Take each line containing "memoria" and report it exactly as written.

## Given data
·····

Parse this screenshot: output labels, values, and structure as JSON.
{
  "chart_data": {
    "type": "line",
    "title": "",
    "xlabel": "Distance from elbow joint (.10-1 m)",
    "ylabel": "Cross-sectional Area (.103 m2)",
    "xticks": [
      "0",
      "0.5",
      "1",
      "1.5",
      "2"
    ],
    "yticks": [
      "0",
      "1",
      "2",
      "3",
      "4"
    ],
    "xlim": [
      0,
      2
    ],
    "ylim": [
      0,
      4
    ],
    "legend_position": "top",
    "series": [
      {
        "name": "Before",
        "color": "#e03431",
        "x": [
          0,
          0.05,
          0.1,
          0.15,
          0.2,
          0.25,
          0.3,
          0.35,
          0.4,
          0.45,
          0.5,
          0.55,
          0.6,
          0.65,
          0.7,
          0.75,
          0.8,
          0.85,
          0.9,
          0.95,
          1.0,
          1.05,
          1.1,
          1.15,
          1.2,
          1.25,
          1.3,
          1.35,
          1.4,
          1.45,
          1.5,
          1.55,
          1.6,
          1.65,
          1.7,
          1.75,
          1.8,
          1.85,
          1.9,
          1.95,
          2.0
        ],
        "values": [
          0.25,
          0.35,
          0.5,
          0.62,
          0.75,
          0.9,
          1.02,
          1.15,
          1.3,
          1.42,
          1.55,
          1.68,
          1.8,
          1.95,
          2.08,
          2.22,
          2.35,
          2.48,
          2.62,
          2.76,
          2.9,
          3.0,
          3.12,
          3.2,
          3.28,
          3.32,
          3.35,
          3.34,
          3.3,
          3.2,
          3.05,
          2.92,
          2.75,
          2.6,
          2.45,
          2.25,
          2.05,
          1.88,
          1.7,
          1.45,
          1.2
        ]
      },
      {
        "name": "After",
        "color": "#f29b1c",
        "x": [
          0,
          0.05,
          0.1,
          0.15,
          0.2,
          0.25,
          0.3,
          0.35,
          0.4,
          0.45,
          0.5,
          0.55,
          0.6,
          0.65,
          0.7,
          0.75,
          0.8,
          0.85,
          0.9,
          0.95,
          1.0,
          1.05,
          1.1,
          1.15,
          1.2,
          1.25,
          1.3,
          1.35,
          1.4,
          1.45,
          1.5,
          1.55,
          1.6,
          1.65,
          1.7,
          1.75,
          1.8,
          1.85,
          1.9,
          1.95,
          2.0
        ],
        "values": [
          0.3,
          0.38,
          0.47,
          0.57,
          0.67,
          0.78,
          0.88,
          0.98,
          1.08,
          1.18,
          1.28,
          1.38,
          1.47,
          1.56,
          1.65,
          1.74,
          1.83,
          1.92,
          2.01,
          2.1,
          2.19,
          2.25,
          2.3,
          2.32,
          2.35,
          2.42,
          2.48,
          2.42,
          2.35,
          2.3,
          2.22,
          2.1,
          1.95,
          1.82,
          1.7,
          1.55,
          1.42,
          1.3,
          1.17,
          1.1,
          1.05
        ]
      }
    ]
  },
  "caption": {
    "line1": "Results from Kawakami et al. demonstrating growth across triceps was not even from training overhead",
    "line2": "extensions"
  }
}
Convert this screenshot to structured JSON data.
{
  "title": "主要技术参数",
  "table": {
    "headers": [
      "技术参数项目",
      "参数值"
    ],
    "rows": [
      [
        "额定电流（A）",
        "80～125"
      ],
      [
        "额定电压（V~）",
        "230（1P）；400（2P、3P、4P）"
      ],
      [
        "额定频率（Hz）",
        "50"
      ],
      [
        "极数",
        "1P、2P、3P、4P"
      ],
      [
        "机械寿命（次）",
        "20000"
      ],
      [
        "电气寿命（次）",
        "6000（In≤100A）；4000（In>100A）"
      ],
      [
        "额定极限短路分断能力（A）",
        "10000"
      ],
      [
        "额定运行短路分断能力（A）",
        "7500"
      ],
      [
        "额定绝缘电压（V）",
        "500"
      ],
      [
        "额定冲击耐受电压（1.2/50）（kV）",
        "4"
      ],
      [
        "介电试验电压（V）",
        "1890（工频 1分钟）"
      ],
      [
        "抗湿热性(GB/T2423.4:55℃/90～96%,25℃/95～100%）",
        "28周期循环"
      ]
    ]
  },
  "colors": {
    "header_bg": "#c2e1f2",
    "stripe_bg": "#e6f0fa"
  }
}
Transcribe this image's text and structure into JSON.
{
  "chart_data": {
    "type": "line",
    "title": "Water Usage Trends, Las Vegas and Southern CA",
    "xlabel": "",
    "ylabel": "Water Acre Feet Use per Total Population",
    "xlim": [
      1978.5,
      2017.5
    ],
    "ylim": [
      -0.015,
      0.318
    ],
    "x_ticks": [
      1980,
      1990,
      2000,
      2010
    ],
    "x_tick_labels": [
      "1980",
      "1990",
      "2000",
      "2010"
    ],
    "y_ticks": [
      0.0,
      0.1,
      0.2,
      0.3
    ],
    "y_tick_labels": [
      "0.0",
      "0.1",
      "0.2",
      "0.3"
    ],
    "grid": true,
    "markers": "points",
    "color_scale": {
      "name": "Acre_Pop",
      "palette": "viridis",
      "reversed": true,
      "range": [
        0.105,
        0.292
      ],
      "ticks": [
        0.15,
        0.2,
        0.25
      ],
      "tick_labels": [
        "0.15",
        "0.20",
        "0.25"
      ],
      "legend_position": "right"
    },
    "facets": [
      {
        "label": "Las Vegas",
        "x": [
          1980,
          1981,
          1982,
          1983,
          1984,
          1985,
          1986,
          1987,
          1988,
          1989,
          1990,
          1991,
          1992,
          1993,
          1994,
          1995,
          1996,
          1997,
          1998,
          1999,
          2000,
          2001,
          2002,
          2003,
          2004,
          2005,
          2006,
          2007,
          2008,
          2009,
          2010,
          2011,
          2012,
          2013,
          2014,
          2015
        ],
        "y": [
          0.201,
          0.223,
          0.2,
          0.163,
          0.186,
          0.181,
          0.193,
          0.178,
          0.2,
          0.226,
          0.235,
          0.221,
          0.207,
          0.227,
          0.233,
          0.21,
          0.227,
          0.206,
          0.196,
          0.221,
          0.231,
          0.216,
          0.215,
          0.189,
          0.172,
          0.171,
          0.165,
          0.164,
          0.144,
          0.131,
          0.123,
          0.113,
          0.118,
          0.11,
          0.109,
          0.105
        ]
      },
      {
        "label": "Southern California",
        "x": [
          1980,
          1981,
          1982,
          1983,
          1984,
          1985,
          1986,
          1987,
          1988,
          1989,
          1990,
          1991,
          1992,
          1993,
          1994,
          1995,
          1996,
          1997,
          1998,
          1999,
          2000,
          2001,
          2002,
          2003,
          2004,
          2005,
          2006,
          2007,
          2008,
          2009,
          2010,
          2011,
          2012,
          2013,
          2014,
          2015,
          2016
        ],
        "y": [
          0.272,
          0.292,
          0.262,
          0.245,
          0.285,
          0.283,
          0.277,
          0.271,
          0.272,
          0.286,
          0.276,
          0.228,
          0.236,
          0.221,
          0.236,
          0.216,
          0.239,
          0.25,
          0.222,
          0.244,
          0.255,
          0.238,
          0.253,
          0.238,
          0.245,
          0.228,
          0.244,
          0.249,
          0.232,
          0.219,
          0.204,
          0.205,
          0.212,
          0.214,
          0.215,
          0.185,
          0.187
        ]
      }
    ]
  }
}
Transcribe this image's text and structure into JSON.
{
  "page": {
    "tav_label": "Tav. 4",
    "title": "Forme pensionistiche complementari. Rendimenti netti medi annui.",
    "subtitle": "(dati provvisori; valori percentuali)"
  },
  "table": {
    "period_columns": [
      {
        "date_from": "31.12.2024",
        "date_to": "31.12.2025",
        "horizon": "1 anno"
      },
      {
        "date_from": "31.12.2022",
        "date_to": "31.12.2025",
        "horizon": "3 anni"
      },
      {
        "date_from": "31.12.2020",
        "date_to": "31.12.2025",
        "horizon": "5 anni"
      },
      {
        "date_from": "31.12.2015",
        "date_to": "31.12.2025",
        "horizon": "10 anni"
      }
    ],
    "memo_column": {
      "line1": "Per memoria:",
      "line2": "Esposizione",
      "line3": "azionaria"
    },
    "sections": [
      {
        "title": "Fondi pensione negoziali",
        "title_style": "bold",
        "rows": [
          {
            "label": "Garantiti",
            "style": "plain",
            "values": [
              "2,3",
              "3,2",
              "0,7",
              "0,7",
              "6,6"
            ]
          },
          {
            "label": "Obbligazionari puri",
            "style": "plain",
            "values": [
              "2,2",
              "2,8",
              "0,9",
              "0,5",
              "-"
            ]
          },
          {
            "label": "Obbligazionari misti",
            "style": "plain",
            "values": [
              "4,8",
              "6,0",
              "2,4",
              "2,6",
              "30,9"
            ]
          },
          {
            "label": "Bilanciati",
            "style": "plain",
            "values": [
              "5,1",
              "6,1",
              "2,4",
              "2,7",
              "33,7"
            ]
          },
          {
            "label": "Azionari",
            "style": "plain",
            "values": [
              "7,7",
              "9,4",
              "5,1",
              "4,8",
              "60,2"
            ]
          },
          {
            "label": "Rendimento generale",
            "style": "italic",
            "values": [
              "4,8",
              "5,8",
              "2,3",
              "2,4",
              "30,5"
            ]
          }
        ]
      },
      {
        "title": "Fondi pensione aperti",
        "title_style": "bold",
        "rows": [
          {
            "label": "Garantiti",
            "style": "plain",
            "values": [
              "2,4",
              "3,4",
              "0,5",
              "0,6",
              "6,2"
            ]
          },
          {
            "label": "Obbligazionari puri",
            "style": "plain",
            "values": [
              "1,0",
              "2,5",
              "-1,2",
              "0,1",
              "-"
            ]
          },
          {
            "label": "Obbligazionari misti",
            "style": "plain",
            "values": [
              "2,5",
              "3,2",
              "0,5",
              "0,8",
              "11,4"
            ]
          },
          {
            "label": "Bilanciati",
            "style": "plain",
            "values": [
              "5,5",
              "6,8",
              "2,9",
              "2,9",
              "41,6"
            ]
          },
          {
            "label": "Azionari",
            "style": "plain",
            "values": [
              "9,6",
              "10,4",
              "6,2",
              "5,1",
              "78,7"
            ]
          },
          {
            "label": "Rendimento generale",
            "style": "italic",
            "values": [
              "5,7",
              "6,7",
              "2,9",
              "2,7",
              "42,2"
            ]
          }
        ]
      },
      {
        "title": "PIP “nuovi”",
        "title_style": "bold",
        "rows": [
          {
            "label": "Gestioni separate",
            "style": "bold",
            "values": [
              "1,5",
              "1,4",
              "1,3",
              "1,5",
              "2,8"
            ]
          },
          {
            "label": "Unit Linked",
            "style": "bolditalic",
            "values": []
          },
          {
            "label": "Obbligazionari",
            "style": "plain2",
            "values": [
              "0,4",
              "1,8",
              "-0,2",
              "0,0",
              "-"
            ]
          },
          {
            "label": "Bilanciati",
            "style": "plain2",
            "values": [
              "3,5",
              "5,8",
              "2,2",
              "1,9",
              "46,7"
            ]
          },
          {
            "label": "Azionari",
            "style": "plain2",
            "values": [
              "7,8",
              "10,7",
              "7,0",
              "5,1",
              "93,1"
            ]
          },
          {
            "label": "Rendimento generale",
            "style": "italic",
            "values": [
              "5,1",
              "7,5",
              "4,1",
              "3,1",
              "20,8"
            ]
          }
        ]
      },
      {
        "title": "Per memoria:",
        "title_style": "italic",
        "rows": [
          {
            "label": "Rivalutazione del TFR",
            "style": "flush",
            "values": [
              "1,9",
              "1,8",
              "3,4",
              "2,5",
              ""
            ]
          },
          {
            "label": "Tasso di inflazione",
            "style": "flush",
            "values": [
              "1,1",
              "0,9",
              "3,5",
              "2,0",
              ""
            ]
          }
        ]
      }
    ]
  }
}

·····

## Exercise result
      "line1": "Per memoria:",
        "title": "Per memoria:",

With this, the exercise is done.